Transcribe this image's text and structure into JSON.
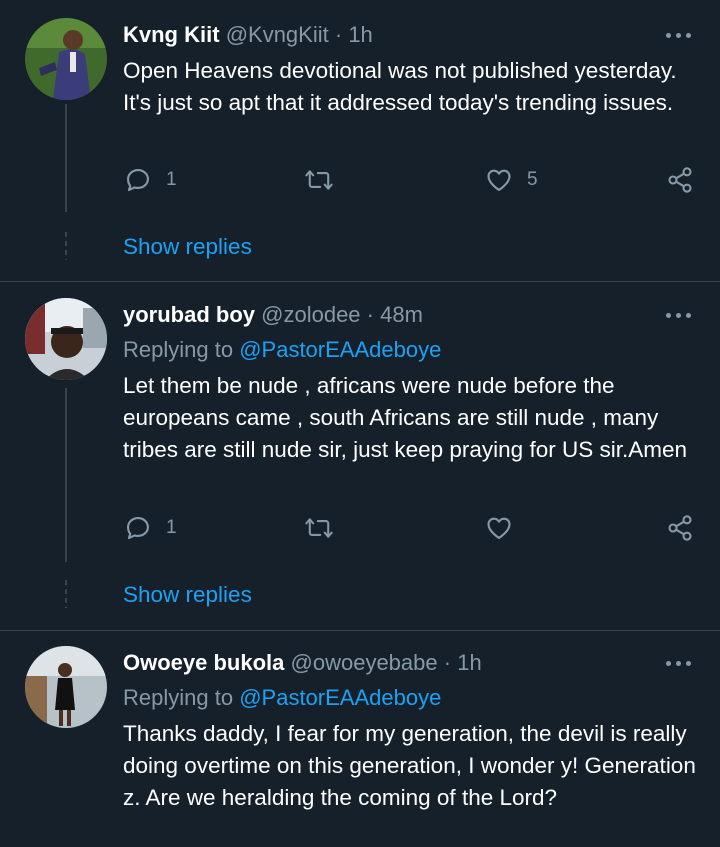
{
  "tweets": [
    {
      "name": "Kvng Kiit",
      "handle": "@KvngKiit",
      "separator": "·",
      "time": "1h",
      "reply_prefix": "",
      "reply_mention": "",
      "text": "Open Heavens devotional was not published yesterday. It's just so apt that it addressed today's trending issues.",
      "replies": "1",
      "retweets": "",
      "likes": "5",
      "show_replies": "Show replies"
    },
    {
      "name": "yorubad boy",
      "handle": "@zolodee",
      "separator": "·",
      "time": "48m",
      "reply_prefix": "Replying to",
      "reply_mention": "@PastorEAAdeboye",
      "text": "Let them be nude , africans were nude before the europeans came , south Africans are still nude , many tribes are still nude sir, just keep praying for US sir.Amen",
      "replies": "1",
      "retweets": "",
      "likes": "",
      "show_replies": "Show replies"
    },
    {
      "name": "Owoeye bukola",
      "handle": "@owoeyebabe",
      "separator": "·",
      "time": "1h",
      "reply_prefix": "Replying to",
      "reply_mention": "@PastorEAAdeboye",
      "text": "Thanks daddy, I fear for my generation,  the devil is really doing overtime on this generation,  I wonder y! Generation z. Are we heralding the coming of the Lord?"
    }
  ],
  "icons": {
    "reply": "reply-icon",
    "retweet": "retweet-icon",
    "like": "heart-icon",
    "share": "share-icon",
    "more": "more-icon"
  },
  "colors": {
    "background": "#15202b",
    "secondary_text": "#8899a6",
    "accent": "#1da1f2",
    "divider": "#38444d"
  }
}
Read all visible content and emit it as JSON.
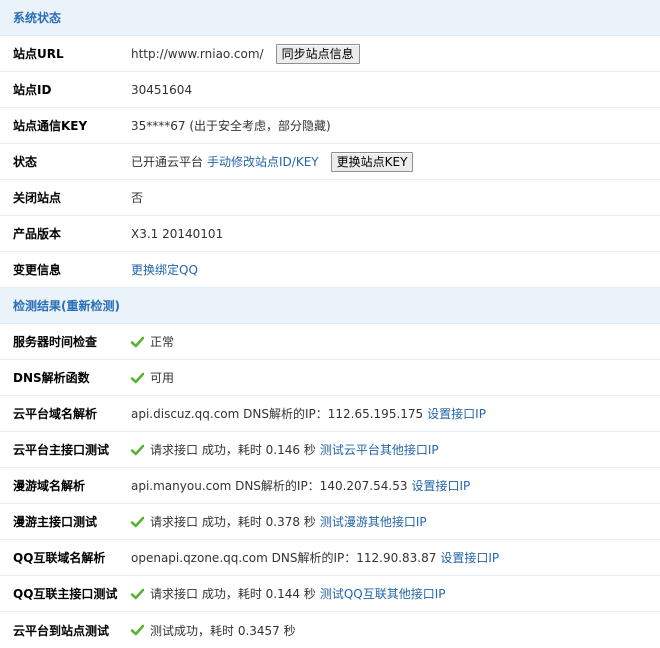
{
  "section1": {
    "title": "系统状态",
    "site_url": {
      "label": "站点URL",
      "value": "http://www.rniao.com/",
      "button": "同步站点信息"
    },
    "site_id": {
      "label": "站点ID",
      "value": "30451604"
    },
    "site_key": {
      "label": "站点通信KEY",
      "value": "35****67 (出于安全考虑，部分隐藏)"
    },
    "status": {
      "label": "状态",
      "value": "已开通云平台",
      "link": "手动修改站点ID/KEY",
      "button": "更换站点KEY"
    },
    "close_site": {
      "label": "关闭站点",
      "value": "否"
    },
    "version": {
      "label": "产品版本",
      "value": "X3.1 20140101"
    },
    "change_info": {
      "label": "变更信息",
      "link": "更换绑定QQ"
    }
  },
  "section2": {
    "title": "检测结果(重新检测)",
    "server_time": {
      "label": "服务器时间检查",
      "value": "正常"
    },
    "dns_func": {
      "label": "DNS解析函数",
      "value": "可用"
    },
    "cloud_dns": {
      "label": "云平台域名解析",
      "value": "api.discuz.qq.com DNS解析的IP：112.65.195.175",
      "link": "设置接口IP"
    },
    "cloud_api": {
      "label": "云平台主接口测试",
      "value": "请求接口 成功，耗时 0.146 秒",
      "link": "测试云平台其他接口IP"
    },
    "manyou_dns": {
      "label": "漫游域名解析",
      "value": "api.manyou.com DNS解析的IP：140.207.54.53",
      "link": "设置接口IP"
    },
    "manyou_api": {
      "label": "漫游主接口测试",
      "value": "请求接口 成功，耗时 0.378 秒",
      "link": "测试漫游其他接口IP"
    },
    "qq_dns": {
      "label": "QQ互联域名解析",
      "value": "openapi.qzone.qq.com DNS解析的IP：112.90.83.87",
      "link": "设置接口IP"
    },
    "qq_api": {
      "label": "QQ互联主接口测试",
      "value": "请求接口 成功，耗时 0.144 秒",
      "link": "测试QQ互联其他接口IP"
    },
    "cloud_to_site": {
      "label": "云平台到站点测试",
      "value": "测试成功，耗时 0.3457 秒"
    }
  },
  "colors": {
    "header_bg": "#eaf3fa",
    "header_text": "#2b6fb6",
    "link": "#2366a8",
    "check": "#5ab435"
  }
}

---

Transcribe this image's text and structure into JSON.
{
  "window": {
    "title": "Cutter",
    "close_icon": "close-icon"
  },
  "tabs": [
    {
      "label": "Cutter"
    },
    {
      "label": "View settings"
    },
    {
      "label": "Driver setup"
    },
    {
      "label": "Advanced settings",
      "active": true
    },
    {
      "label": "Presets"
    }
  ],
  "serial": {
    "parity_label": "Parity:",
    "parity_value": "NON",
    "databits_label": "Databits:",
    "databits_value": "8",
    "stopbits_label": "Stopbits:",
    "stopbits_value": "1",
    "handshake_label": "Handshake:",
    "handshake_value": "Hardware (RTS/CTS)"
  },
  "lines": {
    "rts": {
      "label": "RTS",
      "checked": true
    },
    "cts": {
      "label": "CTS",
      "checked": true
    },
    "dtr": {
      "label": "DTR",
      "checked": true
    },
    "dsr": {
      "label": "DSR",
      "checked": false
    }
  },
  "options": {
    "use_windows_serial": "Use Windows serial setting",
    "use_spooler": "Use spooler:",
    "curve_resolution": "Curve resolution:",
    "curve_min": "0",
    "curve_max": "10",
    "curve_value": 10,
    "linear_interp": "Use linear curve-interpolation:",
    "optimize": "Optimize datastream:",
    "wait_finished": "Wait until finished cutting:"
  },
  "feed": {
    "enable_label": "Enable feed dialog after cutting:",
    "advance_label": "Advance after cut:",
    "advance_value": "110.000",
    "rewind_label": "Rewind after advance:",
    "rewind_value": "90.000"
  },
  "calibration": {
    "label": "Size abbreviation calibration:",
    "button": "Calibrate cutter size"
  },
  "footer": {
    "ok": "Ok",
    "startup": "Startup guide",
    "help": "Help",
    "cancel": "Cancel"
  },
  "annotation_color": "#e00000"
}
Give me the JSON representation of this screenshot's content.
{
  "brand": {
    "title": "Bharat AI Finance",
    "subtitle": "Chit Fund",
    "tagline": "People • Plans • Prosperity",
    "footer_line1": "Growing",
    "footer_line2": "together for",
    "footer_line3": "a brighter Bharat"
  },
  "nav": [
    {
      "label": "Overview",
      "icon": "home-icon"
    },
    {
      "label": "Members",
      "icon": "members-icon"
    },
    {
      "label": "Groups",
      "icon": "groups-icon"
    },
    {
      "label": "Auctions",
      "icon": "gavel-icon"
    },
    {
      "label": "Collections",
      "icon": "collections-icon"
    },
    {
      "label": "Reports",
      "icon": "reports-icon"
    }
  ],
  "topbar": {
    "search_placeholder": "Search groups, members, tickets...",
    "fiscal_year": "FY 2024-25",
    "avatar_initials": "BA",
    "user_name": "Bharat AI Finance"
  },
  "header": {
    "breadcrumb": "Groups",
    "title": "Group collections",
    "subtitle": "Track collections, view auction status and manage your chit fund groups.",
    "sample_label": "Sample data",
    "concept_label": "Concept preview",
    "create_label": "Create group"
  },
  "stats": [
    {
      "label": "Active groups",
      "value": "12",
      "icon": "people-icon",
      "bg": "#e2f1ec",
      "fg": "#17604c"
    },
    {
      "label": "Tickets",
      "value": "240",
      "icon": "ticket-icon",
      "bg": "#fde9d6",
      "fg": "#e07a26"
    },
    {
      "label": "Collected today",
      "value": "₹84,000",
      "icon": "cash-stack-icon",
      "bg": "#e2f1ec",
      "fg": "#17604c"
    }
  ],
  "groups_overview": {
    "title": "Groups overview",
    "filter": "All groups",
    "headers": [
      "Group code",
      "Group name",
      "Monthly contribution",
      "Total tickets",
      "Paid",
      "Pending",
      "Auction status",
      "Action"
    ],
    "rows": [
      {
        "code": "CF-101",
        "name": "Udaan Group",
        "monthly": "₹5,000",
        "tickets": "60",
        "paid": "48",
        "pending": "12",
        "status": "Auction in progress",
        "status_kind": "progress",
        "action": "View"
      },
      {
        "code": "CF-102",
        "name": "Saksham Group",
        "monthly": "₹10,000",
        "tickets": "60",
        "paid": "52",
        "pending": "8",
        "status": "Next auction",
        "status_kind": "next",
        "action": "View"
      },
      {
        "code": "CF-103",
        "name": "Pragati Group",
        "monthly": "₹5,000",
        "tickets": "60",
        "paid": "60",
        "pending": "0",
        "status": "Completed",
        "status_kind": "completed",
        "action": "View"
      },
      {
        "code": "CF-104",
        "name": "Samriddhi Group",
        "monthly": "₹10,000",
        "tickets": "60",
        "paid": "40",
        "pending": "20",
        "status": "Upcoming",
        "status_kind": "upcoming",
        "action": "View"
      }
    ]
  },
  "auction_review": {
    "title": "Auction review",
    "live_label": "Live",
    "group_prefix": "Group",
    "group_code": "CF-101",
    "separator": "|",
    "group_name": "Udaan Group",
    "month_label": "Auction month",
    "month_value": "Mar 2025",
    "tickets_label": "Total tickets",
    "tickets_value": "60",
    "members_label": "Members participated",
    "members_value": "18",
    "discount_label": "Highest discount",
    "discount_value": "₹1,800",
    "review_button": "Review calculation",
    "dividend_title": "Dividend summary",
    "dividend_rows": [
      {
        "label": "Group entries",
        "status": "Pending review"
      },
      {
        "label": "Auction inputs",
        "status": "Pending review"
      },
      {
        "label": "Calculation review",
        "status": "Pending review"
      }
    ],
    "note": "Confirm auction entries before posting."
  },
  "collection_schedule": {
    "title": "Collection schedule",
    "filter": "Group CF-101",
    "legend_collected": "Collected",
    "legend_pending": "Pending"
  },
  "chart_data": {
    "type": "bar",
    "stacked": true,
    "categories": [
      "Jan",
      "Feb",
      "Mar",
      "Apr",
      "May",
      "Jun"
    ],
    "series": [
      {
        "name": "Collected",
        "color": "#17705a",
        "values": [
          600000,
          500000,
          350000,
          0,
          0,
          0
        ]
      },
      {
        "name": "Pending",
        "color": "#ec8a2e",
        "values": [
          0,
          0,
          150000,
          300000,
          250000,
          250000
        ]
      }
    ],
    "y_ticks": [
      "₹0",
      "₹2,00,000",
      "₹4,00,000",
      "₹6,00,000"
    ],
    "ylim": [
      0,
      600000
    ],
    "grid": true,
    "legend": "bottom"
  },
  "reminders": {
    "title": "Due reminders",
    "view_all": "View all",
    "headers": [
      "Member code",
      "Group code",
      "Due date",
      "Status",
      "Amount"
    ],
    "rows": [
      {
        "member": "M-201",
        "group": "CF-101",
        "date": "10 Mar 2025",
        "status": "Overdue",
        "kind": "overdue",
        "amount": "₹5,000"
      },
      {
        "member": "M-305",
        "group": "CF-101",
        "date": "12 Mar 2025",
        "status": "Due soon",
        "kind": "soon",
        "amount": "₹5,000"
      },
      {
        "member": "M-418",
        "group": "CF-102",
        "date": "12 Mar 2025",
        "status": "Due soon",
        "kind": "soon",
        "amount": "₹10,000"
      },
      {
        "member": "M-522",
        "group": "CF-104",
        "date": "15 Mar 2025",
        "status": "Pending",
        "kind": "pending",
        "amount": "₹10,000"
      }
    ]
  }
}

---

Requirements:
Which lines contain the word "Finance"? Copy each one.

Task output:
    "title": "Bharat AI Finance",
    "user_name": "Bharat AI Finance"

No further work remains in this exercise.